## begin SUPPLIED DATA

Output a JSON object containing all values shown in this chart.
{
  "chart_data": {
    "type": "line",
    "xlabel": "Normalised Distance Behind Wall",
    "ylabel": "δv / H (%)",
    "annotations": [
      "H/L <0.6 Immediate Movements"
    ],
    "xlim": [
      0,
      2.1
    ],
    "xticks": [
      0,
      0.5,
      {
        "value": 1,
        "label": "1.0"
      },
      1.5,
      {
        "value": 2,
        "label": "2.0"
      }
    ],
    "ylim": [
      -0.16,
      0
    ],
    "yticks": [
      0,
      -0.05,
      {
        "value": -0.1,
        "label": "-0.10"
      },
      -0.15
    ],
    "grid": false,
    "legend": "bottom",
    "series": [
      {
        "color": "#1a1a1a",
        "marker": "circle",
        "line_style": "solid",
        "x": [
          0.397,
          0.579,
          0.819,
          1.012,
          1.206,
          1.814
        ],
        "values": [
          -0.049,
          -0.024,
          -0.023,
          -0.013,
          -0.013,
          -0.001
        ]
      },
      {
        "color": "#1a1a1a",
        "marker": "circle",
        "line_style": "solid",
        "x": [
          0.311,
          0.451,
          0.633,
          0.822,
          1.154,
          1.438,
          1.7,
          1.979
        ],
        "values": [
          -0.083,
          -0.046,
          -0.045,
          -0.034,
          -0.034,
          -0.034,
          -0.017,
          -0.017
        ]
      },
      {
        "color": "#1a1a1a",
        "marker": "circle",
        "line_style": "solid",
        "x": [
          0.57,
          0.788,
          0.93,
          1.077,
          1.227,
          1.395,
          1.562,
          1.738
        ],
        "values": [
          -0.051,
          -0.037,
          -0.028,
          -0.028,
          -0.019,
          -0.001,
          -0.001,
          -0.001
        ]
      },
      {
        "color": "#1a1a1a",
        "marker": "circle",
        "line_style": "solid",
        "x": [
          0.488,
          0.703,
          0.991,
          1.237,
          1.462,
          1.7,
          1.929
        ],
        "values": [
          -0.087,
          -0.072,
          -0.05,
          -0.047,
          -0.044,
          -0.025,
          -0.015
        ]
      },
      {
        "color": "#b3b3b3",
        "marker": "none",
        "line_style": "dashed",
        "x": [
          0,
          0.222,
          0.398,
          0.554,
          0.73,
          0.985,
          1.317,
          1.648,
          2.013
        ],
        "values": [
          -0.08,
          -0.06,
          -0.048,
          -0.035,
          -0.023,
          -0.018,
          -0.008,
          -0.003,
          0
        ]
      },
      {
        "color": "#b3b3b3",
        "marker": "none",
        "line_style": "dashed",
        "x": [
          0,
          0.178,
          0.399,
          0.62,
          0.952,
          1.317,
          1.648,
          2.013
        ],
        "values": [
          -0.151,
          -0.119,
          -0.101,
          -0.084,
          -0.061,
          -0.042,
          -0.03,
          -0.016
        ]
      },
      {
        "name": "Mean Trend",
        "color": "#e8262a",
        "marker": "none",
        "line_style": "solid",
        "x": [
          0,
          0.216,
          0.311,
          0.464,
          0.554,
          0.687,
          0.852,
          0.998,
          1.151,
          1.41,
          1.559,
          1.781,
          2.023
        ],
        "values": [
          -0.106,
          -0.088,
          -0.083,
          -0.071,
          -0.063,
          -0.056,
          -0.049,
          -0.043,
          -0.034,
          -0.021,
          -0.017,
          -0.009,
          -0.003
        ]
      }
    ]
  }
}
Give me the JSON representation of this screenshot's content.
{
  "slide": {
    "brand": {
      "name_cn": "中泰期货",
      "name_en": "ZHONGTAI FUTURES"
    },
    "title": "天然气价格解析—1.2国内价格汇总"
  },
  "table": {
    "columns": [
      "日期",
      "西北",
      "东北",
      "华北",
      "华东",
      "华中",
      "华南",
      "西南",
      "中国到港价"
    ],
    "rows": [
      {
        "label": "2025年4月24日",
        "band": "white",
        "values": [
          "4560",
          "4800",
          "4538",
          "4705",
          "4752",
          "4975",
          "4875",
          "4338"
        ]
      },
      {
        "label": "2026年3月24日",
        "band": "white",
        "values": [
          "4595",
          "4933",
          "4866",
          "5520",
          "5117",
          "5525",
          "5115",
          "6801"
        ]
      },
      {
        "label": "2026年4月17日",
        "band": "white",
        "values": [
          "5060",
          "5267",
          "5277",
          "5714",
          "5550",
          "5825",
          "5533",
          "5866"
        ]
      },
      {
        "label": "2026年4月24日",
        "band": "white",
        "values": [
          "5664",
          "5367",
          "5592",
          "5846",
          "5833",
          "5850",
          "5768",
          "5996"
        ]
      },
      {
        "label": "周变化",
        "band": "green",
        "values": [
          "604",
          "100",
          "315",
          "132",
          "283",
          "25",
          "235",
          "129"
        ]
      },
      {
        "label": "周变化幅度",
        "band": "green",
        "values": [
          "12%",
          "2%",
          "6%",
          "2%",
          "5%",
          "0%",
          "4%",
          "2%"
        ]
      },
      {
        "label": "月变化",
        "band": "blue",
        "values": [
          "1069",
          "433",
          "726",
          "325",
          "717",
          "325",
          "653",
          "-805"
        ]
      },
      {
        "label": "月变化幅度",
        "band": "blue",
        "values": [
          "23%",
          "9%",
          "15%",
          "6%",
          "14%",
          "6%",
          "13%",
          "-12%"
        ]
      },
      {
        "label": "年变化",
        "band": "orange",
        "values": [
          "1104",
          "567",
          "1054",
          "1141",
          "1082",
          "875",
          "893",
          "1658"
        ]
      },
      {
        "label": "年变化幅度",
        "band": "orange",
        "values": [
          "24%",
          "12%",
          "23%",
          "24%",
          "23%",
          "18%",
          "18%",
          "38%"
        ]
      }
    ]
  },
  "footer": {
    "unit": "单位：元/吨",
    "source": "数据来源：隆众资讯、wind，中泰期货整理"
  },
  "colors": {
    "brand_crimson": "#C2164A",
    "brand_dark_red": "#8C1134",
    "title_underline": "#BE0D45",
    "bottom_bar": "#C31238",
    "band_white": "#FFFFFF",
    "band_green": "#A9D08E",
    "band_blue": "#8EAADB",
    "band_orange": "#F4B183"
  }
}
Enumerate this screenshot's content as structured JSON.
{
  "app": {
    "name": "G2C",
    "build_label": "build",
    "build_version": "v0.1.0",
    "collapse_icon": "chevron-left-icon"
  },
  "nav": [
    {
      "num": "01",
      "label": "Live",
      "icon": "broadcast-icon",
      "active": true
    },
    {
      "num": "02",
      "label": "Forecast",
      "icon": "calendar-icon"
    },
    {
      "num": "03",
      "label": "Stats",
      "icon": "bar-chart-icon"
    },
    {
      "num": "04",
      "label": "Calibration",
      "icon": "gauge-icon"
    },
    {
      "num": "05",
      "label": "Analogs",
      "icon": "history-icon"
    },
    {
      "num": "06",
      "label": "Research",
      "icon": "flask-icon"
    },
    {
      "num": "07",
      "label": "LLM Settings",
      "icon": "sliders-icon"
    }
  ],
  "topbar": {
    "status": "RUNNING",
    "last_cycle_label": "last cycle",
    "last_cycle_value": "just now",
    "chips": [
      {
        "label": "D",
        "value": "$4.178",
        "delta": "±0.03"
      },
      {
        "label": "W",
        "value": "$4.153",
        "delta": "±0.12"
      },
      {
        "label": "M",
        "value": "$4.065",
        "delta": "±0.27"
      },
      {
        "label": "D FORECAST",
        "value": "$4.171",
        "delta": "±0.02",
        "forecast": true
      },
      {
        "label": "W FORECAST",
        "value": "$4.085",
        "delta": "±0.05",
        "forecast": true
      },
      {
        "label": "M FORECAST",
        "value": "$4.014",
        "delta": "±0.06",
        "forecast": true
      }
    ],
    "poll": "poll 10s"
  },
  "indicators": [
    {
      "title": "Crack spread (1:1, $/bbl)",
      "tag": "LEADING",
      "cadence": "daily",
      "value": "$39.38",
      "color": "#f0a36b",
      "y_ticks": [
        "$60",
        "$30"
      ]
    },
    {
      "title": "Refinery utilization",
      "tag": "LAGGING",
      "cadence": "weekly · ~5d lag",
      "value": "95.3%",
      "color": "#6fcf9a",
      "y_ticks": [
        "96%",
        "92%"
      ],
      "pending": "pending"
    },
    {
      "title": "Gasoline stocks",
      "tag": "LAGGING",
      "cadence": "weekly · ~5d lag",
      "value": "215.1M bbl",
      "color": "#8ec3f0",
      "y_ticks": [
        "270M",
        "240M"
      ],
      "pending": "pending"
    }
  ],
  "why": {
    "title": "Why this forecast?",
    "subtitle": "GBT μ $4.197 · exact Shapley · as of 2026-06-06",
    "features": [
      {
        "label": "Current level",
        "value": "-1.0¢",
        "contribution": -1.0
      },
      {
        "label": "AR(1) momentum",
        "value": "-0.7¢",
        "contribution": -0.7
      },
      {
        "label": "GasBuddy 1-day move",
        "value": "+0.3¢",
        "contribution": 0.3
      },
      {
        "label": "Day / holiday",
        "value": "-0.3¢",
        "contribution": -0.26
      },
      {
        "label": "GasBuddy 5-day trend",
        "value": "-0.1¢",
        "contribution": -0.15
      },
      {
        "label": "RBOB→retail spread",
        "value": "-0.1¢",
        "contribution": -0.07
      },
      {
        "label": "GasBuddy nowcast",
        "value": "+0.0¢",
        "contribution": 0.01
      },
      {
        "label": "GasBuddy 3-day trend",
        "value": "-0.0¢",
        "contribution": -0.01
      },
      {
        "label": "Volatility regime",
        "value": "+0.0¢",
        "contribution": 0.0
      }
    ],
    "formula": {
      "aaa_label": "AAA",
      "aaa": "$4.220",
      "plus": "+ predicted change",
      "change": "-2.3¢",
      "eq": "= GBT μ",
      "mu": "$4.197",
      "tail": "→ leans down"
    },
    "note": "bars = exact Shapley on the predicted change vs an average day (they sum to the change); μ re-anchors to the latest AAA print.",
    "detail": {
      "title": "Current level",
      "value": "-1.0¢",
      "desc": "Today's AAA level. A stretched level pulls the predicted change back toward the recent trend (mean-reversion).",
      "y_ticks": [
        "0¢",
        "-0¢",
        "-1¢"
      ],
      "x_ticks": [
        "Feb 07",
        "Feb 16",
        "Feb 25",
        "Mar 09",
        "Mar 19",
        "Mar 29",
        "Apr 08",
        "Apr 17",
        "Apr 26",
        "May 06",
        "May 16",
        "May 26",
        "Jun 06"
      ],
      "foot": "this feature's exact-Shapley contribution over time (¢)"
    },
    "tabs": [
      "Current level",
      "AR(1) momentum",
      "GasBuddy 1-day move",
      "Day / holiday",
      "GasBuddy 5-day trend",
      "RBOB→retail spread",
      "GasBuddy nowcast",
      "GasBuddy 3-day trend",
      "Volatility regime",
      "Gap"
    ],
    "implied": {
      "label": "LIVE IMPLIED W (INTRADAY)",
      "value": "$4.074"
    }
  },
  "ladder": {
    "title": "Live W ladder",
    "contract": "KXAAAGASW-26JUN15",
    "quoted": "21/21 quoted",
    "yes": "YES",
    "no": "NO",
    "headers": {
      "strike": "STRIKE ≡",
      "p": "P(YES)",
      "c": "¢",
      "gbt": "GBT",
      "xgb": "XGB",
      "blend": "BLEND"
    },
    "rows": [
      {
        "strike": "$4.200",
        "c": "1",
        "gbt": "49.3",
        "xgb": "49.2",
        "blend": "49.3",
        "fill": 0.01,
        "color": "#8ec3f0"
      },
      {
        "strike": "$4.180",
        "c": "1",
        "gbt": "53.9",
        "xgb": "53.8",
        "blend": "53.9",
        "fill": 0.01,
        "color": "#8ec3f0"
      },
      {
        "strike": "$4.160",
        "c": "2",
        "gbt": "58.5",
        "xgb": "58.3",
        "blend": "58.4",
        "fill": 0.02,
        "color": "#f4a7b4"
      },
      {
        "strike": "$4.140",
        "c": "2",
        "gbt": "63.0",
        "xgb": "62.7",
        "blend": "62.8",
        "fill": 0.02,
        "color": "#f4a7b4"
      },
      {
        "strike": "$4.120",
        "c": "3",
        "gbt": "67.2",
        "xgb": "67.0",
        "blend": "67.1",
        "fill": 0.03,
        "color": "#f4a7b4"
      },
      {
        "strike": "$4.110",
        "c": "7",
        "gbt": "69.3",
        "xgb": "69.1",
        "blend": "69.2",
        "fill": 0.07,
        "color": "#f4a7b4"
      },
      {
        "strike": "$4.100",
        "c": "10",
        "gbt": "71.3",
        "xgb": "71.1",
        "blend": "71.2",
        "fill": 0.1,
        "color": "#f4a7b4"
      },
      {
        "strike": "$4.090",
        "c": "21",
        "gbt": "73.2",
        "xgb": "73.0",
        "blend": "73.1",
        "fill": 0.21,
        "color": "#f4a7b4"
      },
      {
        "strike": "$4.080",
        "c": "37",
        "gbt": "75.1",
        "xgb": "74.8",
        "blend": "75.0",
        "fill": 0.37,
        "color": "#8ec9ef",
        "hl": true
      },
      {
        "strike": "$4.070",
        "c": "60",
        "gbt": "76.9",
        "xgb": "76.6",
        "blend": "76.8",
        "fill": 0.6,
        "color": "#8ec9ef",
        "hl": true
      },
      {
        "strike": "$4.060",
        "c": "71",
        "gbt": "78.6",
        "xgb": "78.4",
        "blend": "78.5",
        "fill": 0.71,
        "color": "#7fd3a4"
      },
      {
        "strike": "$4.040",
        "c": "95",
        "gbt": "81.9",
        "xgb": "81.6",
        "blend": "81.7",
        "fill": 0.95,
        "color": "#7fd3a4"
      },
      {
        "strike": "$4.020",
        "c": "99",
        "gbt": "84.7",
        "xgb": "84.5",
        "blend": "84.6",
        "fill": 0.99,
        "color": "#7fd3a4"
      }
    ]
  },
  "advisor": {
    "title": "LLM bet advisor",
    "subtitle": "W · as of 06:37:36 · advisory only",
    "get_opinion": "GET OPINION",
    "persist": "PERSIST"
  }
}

## end SUPPLIED DATA

--- AIM OF THE TASK ---
Where a line in the material above holds "Volatility", copy that line.

--- COMPLETE OUTPUT ---
        "label": "Volatility regime",
      "Volatility regime",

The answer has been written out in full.